### Goal of the exercise:
What is the number of lines in the data holding the word "Sticky"? Give that number by itself.

### Stored data:

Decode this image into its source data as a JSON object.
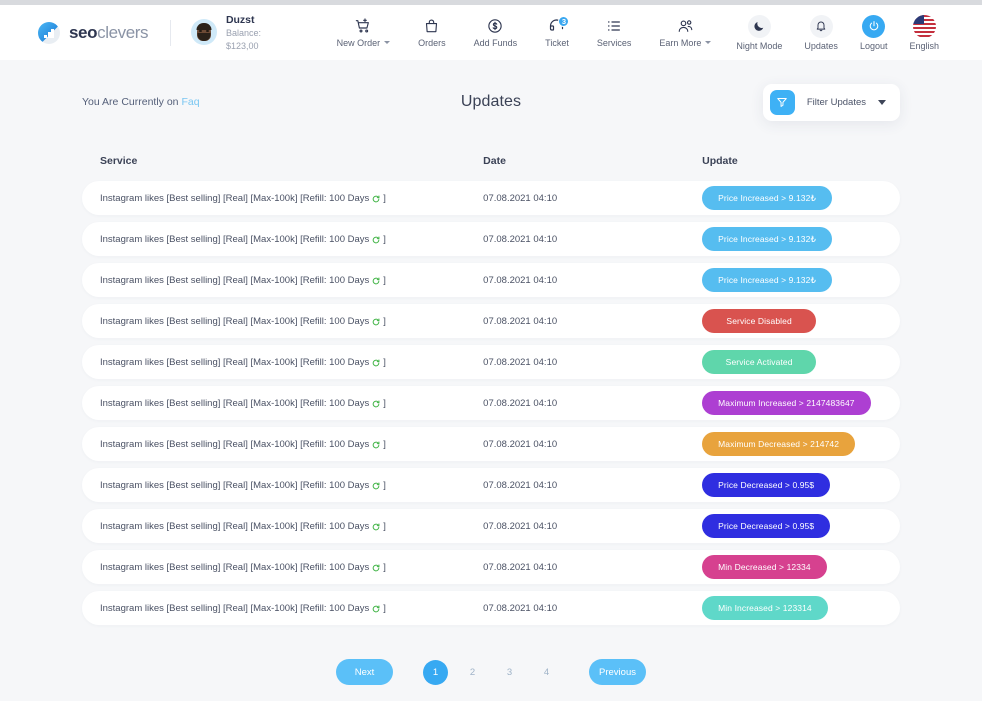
{
  "brand": {
    "name_bold": "seo",
    "name_light": "clevers",
    "logo_icon": "chart-bars-logo-icon"
  },
  "user": {
    "name": "Duzst",
    "balance": "Balance: $123,00",
    "avatar_icon": "user-avatar"
  },
  "nav": {
    "items": [
      {
        "label": "New Order",
        "icon": "cart-icon",
        "has_caret": true,
        "badge": ""
      },
      {
        "label": "Orders",
        "icon": "bag-icon",
        "has_caret": false,
        "badge": ""
      },
      {
        "label": "Add Funds",
        "icon": "dollar-circle-icon",
        "has_caret": false,
        "badge": ""
      },
      {
        "label": "Ticket",
        "icon": "ticket-icon",
        "has_caret": false,
        "badge": "3"
      },
      {
        "label": "Services",
        "icon": "list-icon",
        "has_caret": false,
        "badge": ""
      },
      {
        "label": "Earn More",
        "icon": "users-icon",
        "has_caret": true,
        "badge": ""
      }
    ],
    "right_items": [
      {
        "label": "Night Mode",
        "icon": "moon-icon"
      },
      {
        "label": "Updates",
        "icon": "bell-icon"
      },
      {
        "label": "Logout",
        "icon": "power-icon"
      },
      {
        "label": "English",
        "icon": "flag-us-icon"
      }
    ]
  },
  "page": {
    "breadcrumb_prefix": "You Are Currently on",
    "breadcrumb_link": "Faq",
    "title": "Updates"
  },
  "filter": {
    "label": "Filter Updates",
    "icon": "funnel-icon",
    "caret_icon": "chevron-down-icon"
  },
  "table": {
    "headers": {
      "service": "Service",
      "date": "Date",
      "update": "Update"
    },
    "rows": [
      {
        "service": "Instagram likes [Best selling] [Real] [Max-100k] [Refill: 100 Days",
        "service_suffix": "]",
        "date": "07.08.2021 04:10",
        "update": "Price Increased > 9.132₺",
        "color": "#56bdf0"
      },
      {
        "service": "Instagram likes [Best selling] [Real] [Max-100k] [Refill: 100 Days",
        "service_suffix": "]",
        "date": "07.08.2021 04:10",
        "update": "Price Increased > 9.132₺",
        "color": "#56bdf0"
      },
      {
        "service": "Instagram likes [Best selling] [Real] [Max-100k] [Refill: 100 Days",
        "service_suffix": "]",
        "date": "07.08.2021 04:10",
        "update": "Price Increased > 9.132₺",
        "color": "#56bdf0"
      },
      {
        "service": "Instagram likes [Best selling] [Real] [Max-100k] [Refill: 100 Days",
        "service_suffix": "]",
        "date": "07.08.2021 04:10",
        "update": "Service Disabled",
        "color": "#d9534f"
      },
      {
        "service": "Instagram likes [Best selling] [Real] [Max-100k] [Refill: 100 Days",
        "service_suffix": "]",
        "date": "07.08.2021 04:10",
        "update": "Service Activated",
        "color": "#5fd6ab"
      },
      {
        "service": "Instagram likes [Best selling] [Real] [Max-100k] [Refill: 100 Days",
        "service_suffix": "]",
        "date": "07.08.2021 04:10",
        "update": "Maximum Increased > 2147483647",
        "color": "#ad3fd2"
      },
      {
        "service": "Instagram likes [Best selling] [Real] [Max-100k] [Refill: 100 Days",
        "service_suffix": "]",
        "date": "07.08.2021 04:10",
        "update": "Maximum Decreased > 214742",
        "color": "#e8a33d"
      },
      {
        "service": "Instagram likes [Best selling] [Real] [Max-100k] [Refill: 100 Days",
        "service_suffix": "]",
        "date": "07.08.2021 04:10",
        "update": "Price Decreased > 0.95$",
        "color": "#2f2ee0"
      },
      {
        "service": "Instagram likes [Best selling] [Real] [Max-100k] [Refill: 100 Days",
        "service_suffix": "]",
        "date": "07.08.2021 04:10",
        "update": "Price Decreased > 0.95$",
        "color": "#2f2ee0"
      },
      {
        "service": "Instagram likes [Best selling] [Real] [Max-100k] [Refill: 100 Days",
        "service_suffix": "]",
        "date": "07.08.2021 04:10",
        "update": "Min Decreased > 12334",
        "color": "#d6418f"
      },
      {
        "service": "Instagram likes [Best selling] [Real] [Max-100k] [Refill: 100 Days",
        "service_suffix": "]",
        "date": "07.08.2021 04:10",
        "update": "Min Increased > 123314",
        "color": "#5fd8c9"
      }
    ]
  },
  "pagination": {
    "next_label": "Next",
    "previous_label": "Previous",
    "pages": [
      "1",
      "2",
      "3",
      "4"
    ],
    "active_page": "1"
  },
  "colors": {
    "accent": "#37a9f2",
    "page_bg": "#f6f7f9",
    "card_bg": "#ffffff",
    "link": "#79c6f2"
  }
}
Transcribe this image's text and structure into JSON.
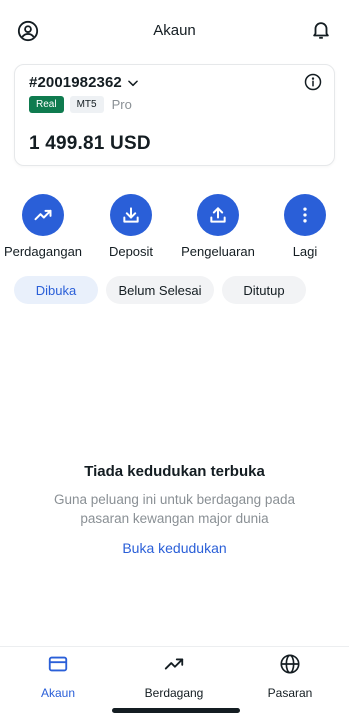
{
  "header": {
    "title": "Akaun",
    "left_icon": "profile-icon",
    "right_icon": "bell-icon"
  },
  "account": {
    "number": "#2001982362",
    "badges": {
      "real": "Real",
      "platform": "MT5",
      "type": "Pro"
    },
    "balance": "1 499.81 USD"
  },
  "actions": [
    {
      "label": "Perdagangan",
      "icon": "trend-up-icon"
    },
    {
      "label": "Deposit",
      "icon": "download-icon"
    },
    {
      "label": "Pengeluaran",
      "icon": "upload-icon"
    },
    {
      "label": "Lagi",
      "icon": "more-vertical-icon"
    }
  ],
  "tabs": [
    {
      "label": "Dibuka",
      "active": true
    },
    {
      "label": "Belum Selesai",
      "active": false
    },
    {
      "label": "Ditutup",
      "active": false
    }
  ],
  "empty_state": {
    "title": "Tiada kedudukan terbuka",
    "description": "Guna peluang ini untuk berdagang pada pasaran kewangan major dunia",
    "link": "Buka kedudukan"
  },
  "bottom_nav": [
    {
      "label": "Akaun",
      "icon": "card-icon",
      "active": true
    },
    {
      "label": "Berdagang",
      "icon": "trend-up-icon",
      "active": false
    },
    {
      "label": "Pasaran",
      "icon": "globe-icon",
      "active": false
    }
  ],
  "colors": {
    "accent": "#2a5fd8",
    "real_badge": "#0f7b4f",
    "text": "#141d22",
    "muted": "#8a9095"
  }
}
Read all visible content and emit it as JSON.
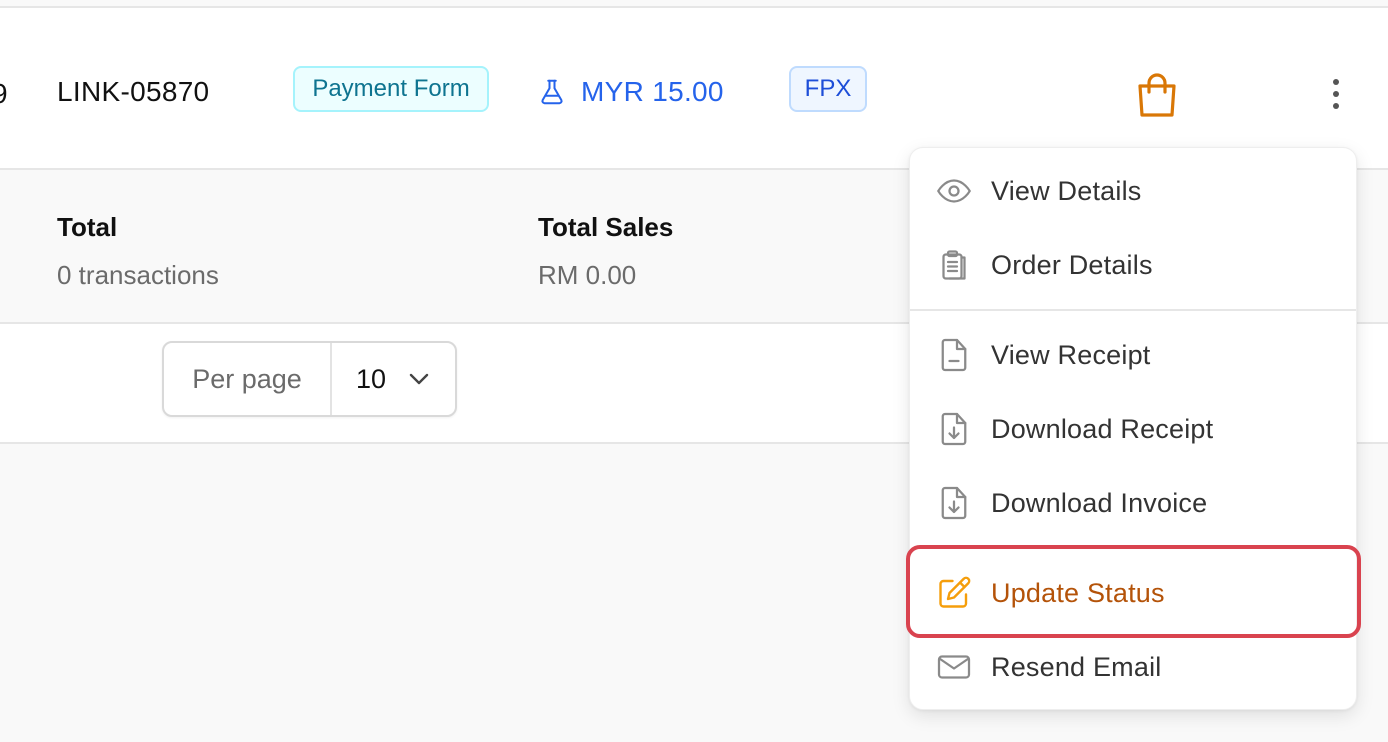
{
  "row": {
    "partial_id": "9",
    "link_id": "LINK-05870",
    "type_badge": "Payment Form",
    "amount": "MYR 15.00",
    "method_badge": "FPX",
    "colors": {
      "type": "#0e7490",
      "amount": "#2563eb",
      "method": "#1d4ed8",
      "bag": "#d97706"
    }
  },
  "summary": {
    "total_label": "Total",
    "total_value": "0 transactions",
    "sales_label": "Total Sales",
    "sales_value": "RM 0.00"
  },
  "pagination": {
    "per_page_label": "Per page",
    "per_page_value": "10"
  },
  "menu": {
    "items": [
      {
        "label": "View Details",
        "icon": "eye-icon"
      },
      {
        "label": "Order Details",
        "icon": "clipboard-list-icon"
      },
      {
        "label": "View Receipt",
        "icon": "file-text-icon"
      },
      {
        "label": "Download Receipt",
        "icon": "file-download-icon"
      },
      {
        "label": "Download Invoice",
        "icon": "file-download-icon"
      },
      {
        "label": "Update Status",
        "icon": "pencil-square-icon",
        "highlighted": true
      },
      {
        "label": "Resend Email",
        "icon": "envelope-icon"
      }
    ],
    "highlight_color": "#d9434f"
  }
}
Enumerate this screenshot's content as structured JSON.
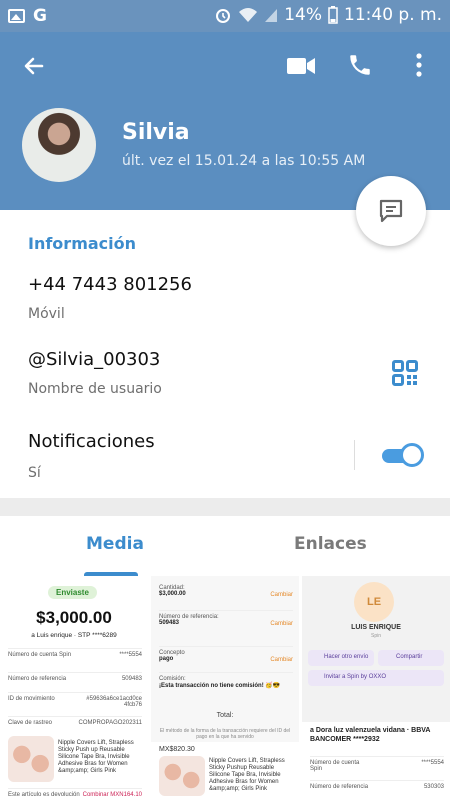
{
  "status_bar": {
    "battery": "14%",
    "time": "11:40 p. m."
  },
  "profile": {
    "name": "Silvia",
    "last_seen": "últ. vez el 15.01.24 a las 10:55 AM"
  },
  "info": {
    "section_title": "Información",
    "phone": "+44 7443 801256",
    "phone_label": "Móvil",
    "username": "@Silvia_00303",
    "username_label": "Nombre de usuario",
    "notifications_title": "Notificaciones",
    "notifications_value": "Sí"
  },
  "tabs": {
    "media": "Media",
    "links": "Enlaces"
  },
  "media": {
    "c1": {
      "badge": "Enviaste",
      "amount": "$3,000.00",
      "to": "a Luis enrique · STP ****6289",
      "rows": [
        {
          "k": "Número de cuenta Spin",
          "v": "****5554"
        },
        {
          "k": "Número de referencia",
          "v": "509483"
        },
        {
          "k": "ID de movimiento",
          "v": "#59636a6ce1acd0ce 4fcb76"
        },
        {
          "k": "Clave de rastreo",
          "v": "COMPROPAGO202311"
        }
      ],
      "ad_text": "Nipple Covers Lift, Strapless Sticky Push up Reusable Silicone Tape Bra, Invisible Adhesive Bras for Women &amp;amp; Girls Pink",
      "ad_footer_left": "Este artículo es devolución",
      "ad_footer_right": "Combinar MXN164.10"
    },
    "c2": {
      "rows": [
        {
          "k": "Cantidad:",
          "v2": "$3,000.00",
          "a": "Cambiar"
        },
        {
          "k": "Número de referencia:",
          "v2": "509483",
          "a": "Cambiar"
        },
        {
          "k": "Concepto",
          "v2": "pago",
          "a": "Cambiar"
        },
        {
          "k": "Comisión:",
          "v2": "¡Esta transacción no tiene comisión! 🥳😎",
          "a": ""
        }
      ],
      "total": "Total:",
      "note": "El método de la forma de la transacción requiere del ID del pago en la que ha servido",
      "price": "MX$820.30",
      "ad_text": "Nipple Covers Lift, Strapless Sticky Pushup Reusable Silicone Tape Bra, Invisible Adhesive Bras for Women &amp;amp; Girls Pink"
    },
    "c3": {
      "initials": "LE",
      "name": "LUIS ENRIQUE",
      "sub": "Spin",
      "btn1": "Hacer otro envío",
      "btn2": "Compartir",
      "btn3": "Invitar a Spin by OXXO",
      "dest": "a Dora luz valenzuela vidana · BBVA BANCOMER ****2932",
      "row1_k": "Número de cuenta Spin",
      "row1_v": "****5554",
      "row2_k": "Número de referencia",
      "row2_v": "530303"
    }
  },
  "colors": {
    "header": "#5b8ec0",
    "accent": "#3c8ccd",
    "status_bar": "#6a93bd"
  }
}
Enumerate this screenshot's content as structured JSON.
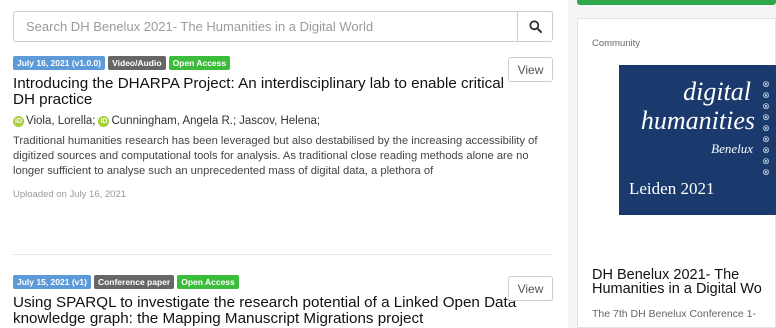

### Answer in full:
2